## Stated goal
Check each line of the material below for "icon", then copy the ones that contain it.

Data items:
>>

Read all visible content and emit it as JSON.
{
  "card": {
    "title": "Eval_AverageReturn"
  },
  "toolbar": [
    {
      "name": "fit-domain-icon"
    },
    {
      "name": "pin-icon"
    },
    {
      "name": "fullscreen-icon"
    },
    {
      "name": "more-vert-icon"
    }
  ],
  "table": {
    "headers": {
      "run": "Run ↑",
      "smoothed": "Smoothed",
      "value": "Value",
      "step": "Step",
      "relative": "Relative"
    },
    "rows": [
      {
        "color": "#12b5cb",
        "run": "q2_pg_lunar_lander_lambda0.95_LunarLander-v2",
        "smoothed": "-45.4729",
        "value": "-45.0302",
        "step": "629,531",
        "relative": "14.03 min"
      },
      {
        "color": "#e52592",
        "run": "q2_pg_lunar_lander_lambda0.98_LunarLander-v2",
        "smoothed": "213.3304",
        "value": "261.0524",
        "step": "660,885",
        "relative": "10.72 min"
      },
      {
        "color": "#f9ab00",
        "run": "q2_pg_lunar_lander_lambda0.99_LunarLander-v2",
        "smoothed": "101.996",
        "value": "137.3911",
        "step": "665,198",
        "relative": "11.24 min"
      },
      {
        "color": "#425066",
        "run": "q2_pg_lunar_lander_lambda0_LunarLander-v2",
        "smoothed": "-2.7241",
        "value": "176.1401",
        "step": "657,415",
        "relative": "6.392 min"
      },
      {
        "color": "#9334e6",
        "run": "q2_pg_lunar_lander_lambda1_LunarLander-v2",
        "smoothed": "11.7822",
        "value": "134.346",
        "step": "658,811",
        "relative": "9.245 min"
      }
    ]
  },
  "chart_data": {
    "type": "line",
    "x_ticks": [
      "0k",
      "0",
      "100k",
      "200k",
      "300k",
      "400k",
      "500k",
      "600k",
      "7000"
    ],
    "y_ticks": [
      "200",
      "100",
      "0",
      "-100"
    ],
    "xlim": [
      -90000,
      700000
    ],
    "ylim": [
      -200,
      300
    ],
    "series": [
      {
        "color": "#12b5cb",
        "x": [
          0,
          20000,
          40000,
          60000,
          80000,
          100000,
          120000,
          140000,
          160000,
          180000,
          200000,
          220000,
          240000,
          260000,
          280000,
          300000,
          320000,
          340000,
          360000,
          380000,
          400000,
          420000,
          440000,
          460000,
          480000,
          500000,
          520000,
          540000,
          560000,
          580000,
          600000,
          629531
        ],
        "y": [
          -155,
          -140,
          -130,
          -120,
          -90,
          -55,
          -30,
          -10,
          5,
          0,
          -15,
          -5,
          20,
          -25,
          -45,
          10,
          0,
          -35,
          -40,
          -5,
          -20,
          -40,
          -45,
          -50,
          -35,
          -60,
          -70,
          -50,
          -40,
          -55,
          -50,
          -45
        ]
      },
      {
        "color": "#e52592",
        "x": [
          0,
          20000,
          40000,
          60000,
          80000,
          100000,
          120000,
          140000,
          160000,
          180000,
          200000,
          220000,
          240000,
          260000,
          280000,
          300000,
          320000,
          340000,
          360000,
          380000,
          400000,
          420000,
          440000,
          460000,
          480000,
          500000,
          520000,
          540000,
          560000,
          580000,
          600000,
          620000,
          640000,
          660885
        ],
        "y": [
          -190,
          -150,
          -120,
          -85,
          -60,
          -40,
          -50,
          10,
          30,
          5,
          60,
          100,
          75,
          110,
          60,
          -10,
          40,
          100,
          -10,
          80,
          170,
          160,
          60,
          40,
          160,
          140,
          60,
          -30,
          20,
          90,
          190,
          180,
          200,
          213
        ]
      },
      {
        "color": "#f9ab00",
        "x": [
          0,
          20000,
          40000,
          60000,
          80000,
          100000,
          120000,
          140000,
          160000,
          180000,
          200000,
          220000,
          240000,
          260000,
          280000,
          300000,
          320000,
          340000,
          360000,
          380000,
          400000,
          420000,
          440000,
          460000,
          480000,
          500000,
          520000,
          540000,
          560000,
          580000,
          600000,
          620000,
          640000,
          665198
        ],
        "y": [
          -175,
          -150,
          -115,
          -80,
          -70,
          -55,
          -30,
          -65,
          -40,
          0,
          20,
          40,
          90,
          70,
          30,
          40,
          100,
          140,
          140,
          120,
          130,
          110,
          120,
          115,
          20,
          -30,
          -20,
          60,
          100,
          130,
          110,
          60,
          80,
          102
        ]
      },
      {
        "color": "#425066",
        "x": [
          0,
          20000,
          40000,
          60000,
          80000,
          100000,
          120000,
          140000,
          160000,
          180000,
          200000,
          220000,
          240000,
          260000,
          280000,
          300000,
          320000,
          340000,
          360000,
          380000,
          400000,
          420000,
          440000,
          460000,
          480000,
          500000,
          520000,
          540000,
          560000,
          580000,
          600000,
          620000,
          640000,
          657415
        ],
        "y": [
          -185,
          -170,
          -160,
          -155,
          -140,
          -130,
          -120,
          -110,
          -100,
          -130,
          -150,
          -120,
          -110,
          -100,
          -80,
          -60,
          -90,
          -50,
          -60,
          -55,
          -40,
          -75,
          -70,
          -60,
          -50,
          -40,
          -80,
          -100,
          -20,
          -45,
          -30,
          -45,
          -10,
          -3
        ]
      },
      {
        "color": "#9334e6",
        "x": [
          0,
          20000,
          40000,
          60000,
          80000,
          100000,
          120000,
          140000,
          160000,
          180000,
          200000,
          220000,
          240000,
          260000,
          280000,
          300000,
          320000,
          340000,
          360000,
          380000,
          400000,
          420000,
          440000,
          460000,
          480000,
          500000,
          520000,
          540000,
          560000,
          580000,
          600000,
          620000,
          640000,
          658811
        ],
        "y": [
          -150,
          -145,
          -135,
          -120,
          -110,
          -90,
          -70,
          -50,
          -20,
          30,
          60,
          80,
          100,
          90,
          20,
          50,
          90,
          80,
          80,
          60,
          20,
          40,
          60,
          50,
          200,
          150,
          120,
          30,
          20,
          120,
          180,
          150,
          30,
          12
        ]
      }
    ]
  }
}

<<

## Correct output
      "name": "fit-domain-icon"
      "name": "pin-icon"
      "name": "fullscreen-icon"
      "name": "more-vert-icon"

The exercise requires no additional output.